[Start Stored records]

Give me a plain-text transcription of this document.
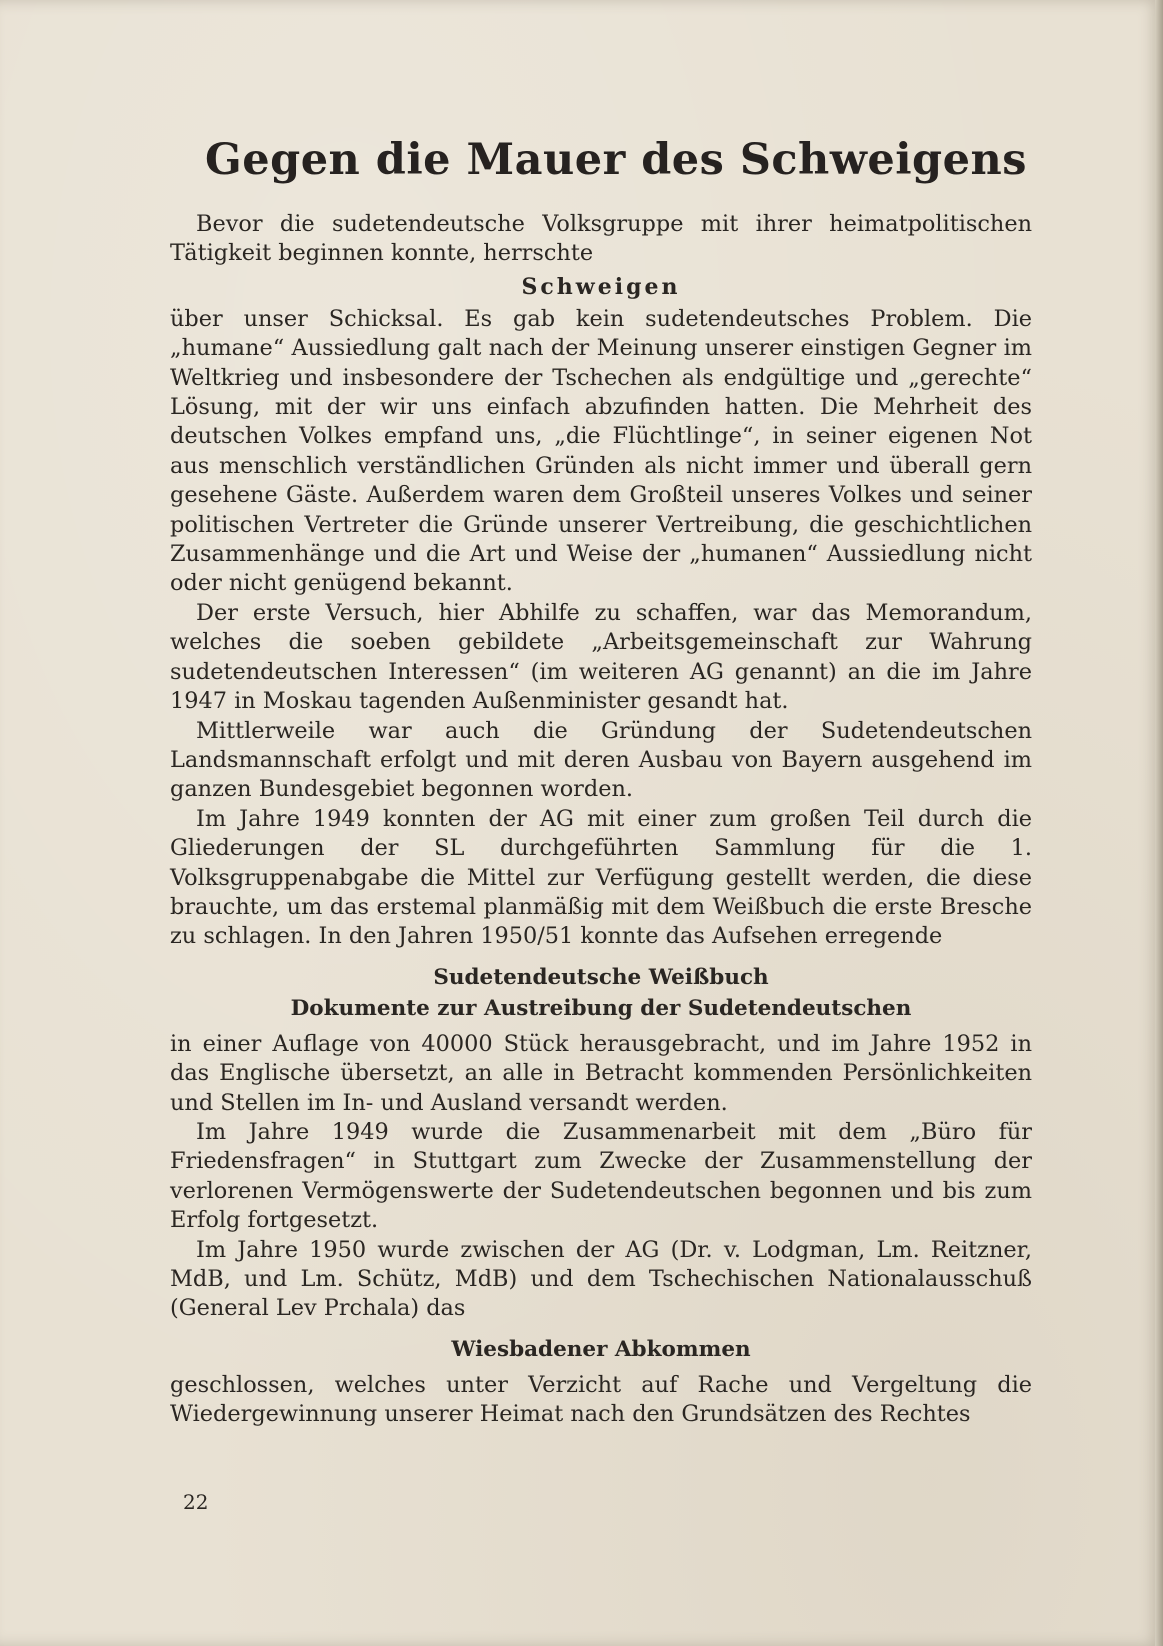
Gegen die Mauer des Schweigens

Bevor die sudetendeutsche Volksgruppe mit ihrer heimatpolitischen Tätigkeit beginnen konnte, herrschte

Schweigen

über unser Schicksal. Es gab kein sudetendeutsches Problem. Die „humane“ Aussiedlung galt nach der Meinung unserer einstigen Gegner im Weltkrieg und insbesondere der Tschechen als endgültige und „gerechte“ Lösung, mit der wir uns einfach abzufinden hatten. Die Mehrheit des deutschen Volkes empfand uns, „die Flüchtlinge“, in seiner eigenen Not aus menschlich verständlichen Gründen als nicht immer und überall gern gesehene Gäste. Außerdem waren dem Großteil unseres Volkes und seiner politischen Vertreter die Gründe unserer Vertreibung, die geschichtlichen Zusammenhänge und die Art und Weise der „humanen“ Aussiedlung nicht oder nicht genügend bekannt.

Der erste Versuch, hier Abhilfe zu schaffen, war das Memorandum, welches die soeben gebildete „Arbeitsgemeinschaft zur Wahrung sudetendeutschen Interessen“ (im weiteren AG genannt) an die im Jahre 1947 in Moskau tagenden Außenminister gesandt hat.

Mittlerweile war auch die Gründung der Sudetendeutschen Landsmannschaft erfolgt und mit deren Ausbau von Bayern ausgehend im ganzen Bundesgebiet begonnen worden.

Im Jahre 1949 konnten der AG mit einer zum großen Teil durch die Gliederungen der SL durchgeführten Sammlung für die 1. Volksgruppenabgabe die Mittel zur Verfügung gestellt werden, die diese brauchte, um das erstemal planmäßig mit dem Weißbuch die erste Bresche zu schlagen. In den Jahren 1950/51 konnte das Aufsehen erregende

Sudetendeutsche Weißbuch

Dokumente zur Austreibung der Sudetendeutschen

in einer Auflage von 40000 Stück herausgebracht, und im Jahre 1952 in das Englische übersetzt, an alle in Betracht kommenden Persönlichkeiten und Stellen im In- und Ausland versandt werden.

Im Jahre 1949 wurde die Zusammenarbeit mit dem „Büro für Friedensfragen“ in Stuttgart zum Zwecke der Zusammenstellung der verlorenen Vermögenswerte der Sudetendeutschen begonnen und bis zum Erfolg fortgesetzt.

Im Jahre 1950 wurde zwischen der AG (Dr. v. Lodgman, Lm. Reitzner, MdB, und Lm. Schütz, MdB) und dem Tschechischen Nationalausschuß (General Lev Prchala) das

Wiesbadener Abkommen

geschlossen, welches unter Verzicht auf Rache und Vergeltung die Wiedergewinnung unserer Heimat nach den Grundsätzen des Rechtes

22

[End Stored records]

• _Problem to solve_
From the data above, copy out every line with the string "begonnen" in it.

• _Exercise solution_
Mittlerweile war auch die Gründung der Sudetendeutschen Landsmannschaft erfolgt und mit deren Ausbau von Bayern ausgehend im ganzen Bundesgebiet begonnen worden.
Im Jahre 1949 wurde die Zusammenarbeit mit dem „Büro für Friedensfragen“ in Stuttgart zum Zwecke der Zusammenstellung der verlorenen Vermögenswerte der Sudetendeutschen begonnen und bis zum Erfolg fortgesetzt.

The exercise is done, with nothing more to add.